_REQUIREMENT_: Every record should be written out exactly, with the pictures left out.

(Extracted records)
** start **

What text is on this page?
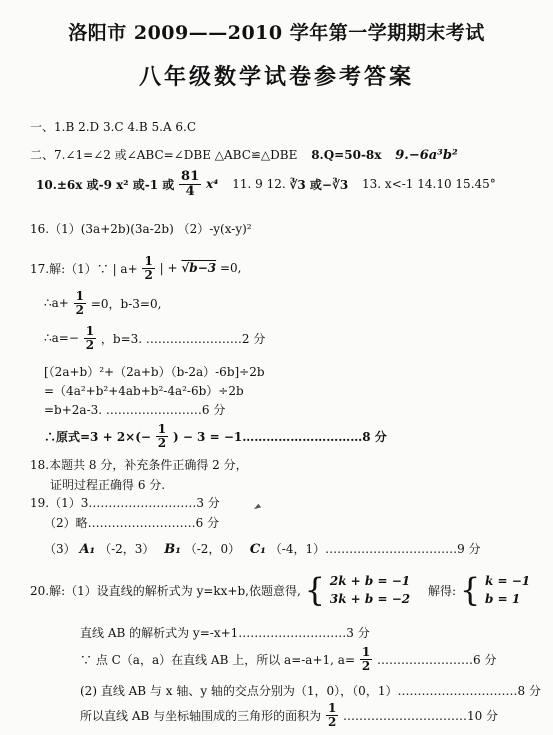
洛阳市 2009——2010 学年第一学期期末考试
八年级数学试卷参考答案
一、1.B 2.D 3.C 4.B 5.A 6.C
二、7.∠1=∠2 或∠ABC=∠DBE △ABC≌△DBE 8.Q=50-8x 9.−6a³b²
10.±6x 或-9 x² 或-1 或 $\frac{81}{4} x^4$ 11. 9 12. ∛3 或−∛3 13. x<-1 14.10 15.45°
16.（1）(3a+2b)(3a-2b) （2）-y(x-y)²
17.解:（1）∵ | $a+ \frac{1}{2}$ | + √b−3 =0,
∴a+ $\frac{1}{2} =0$，b-3=0,
∴a=− $\frac{1}{2}$ ，b=3. ……………………2 分
[（2a+b）²+（2a+b）（b-2a）-6b]÷2b
=（4a²+b²+4ab+b²-4a²-6b）÷2b
=b+2a-3. ……………………6 分
∴原式$=3 + 2\times(- \frac{1}{2}$ ) − 3 = −1…………………………8 分
18.本题共 8 分，补充条件正确得 2 分，
证明过程正确得 6 分.
19.（1）3………………………3 分
（2）略………………………6 分
（3） A₁ （-2，3） B₁ （-2，0） C₁ （-4，1）……………………………9 分
20.解:（1）设直线的解析式为 y=kx+b,依题意得, { 2k + b = −1
3k + b = −2
解得: { k = −1
b = 1
直线 AB 的解析式为 y=-x+1………………………3 分
∵ 点 C（a，a）在直线 AB 上，所以 a=-a+1, $a= \frac{1}{2}$ ……………………6 分
(2) 直线 AB 与 x 轴、y 轴的交点分别为（1，0），（0，1）…………………………8 分
所以直线 AB 与坐标轴围成的三角形的面积为 $\frac{1}{2}$ .…………………………10 分
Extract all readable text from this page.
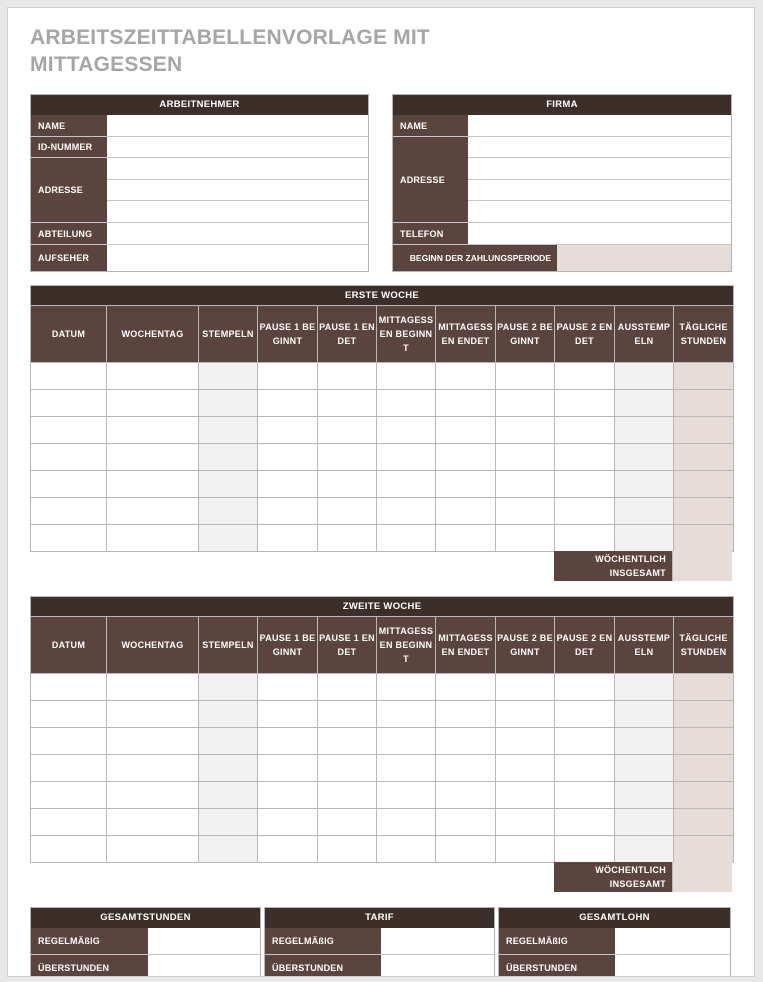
ARBEITSZEITTABELLENVORLAGE MIT MITTAGESSEN
ARBEITNEHMER
NAME
ID-NUMMER
ADRESSE
ABTEILUNG
AUFSEHER
FIRMA
NAME
ADRESSE
TELEFON
BEGINN DER ZAHLUNGSPERIODE
ERSTE WOCHE										
DATUM	WOCHENTAG	STEMPELN	PAUSE 1 BEGINNT	PAUSE 1 ENDET	MITTAGESSEN BEGINNT	MITTAGESSEN ENDET	PAUSE 2 BEGINNT	PAUSE 2 ENDET	AUSSTEMPELN	TÄGLICHE STUNDEN

WÖCHENTLICH INSGESAMT
ZWEITE WOCHE										
DATUM	WOCHENTAG	STEMPELN	PAUSE 1 BEGINNT	PAUSE 1 ENDET	MITTAGESSEN BEGINNT	MITTAGESSEN ENDET	PAUSE 2 BEGINNT	PAUSE 2 ENDET	AUSSTEMPELN	TÄGLICHE STUNDEN

WÖCHENTLICH INSGESAMT
GESAMTSTUNDEN
REGELMÄßIG
ÜBERSTUNDEN
TARIF
REGELMÄßIG
ÜBERSTUNDEN
GESAMTLOHN
REGELMÄßIG
ÜBERSTUNDEN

** end **

_RESULT_:
What text is on this page?
洛阳市 2009——2010 学年第一学期期末考试
八年级数学试卷参考答案
一、1.B 2.D 3.C 4.B 5.A 6.C
二、7.∠1=∠2 或∠ABC=∠DBE △ABC≌△DBE 8.Q=50-8x 9.−6a³b²
10.±6x 或-9 x² 或-1 或 $\frac{81}{4} x^4$ 11. 9 12. ∛3 或−∛3 13. x<-1 14.10 15.45°
16.（1）(3a+2b)(3a-2b) （2）-y(x-y)²
17.解:（1）∵ | $a+ \frac{1}{2}$ | + √b−3 =0,
∴a+ $\frac{1}{2} =0$，b-3=0,
∴a=− $\frac{1}{2}$ ，b=3. ……………………2 分
[（2a+b）²+（2a+b）（b-2a）-6b]÷2b
=（4a²+b²+4ab+b²-4a²-6b）÷2b
=b+2a-3. ……………………6 分
∴原式$=3 + 2\times(- \frac{1}{2}$ ) − 3 = −1…………………………8 分
18.本题共 8 分，补充条件正确得 2 分，
证明过程正确得 6 分.
19.（1）3………………………3 分
（2）略………………………6 分
（3） A₁ （-2，3） B₁ （-2，0） C₁ （-4，1）……………………………9 分
20.解:（1）设直线的解析式为 y=kx+b,依题意得, { 2k + b = −1
3k + b = −2
解得: { k = −1
b = 1
直线 AB 的解析式为 y=-x+1………………………3 分
∵ 点 C（a，a）在直线 AB 上，所以 a=-a+1, $a= \frac{1}{2}$ ……………………6 分
(2) 直线 AB 与 x 轴、y 轴的交点分别为（1，0），（0，1）…………………………8 分
所以直线 AB 与坐标轴围成的三角形的面积为 $\frac{1}{2}$ .…………………………10 分
Extract all readable text from this page.
ARBEITSZEITTABELLENVORLAGE MIT MITTAGESSEN
ARBEITNEHMER
NAME
ID-NUMMER
ADRESSE
ABTEILUNG
AUFSEHER
FIRMA
NAME
ADRESSE
TELEFON
BEGINN DER ZAHLUNGSPERIODE
ERSTE WOCHE										
DATUM	WOCHENTAG	STEMPELN	PAUSE 1 BEGINNT	PAUSE 1 ENDET	MITTAGESSEN BEGINNT	MITTAGESSEN ENDET	PAUSE 2 BEGINNT	PAUSE 2 ENDET	AUSSTEMPELN	TÄGLICHE STUNDEN

WÖCHENTLICH INSGESAMT
ZWEITE WOCHE										
DATUM	WOCHENTAG	STEMPELN	PAUSE 1 BEGINNT	PAUSE 1 ENDET	MITTAGESSEN BEGINNT	MITTAGESSEN ENDET	PAUSE 2 BEGINNT	PAUSE 2 ENDET	AUSSTEMPELN	TÄGLICHE STUNDEN

WÖCHENTLICH INSGESAMT
GESAMTSTUNDEN
REGELMÄßIG
ÜBERSTUNDEN
TARIF
REGELMÄßIG
ÜBERSTUNDEN
GESAMTLOHN
REGELMÄßIG
ÜBERSTUNDEN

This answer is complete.